Collected data:
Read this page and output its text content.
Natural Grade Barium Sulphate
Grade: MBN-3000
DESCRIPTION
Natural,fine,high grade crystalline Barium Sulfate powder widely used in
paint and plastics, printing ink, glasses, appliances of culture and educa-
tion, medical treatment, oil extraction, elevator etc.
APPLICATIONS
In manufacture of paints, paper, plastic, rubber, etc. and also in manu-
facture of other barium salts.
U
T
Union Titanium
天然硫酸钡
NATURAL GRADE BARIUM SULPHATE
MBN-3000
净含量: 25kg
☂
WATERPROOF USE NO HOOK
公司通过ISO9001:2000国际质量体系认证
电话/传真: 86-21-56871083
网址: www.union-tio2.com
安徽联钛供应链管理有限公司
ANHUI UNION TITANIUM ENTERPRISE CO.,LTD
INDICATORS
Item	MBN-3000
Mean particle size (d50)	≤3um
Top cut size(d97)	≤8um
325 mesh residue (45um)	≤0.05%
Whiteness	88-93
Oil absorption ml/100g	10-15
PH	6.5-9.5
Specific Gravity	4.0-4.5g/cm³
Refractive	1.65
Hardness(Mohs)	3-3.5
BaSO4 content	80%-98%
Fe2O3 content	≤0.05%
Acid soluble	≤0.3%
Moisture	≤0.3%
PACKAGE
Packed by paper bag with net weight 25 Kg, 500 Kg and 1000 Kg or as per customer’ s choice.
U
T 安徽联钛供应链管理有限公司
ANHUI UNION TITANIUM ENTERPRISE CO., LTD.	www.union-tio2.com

*Problem description*.
How many of the listing's lines contain "content"? Respond with a single number and nothing else.

*Answer to the task*.
3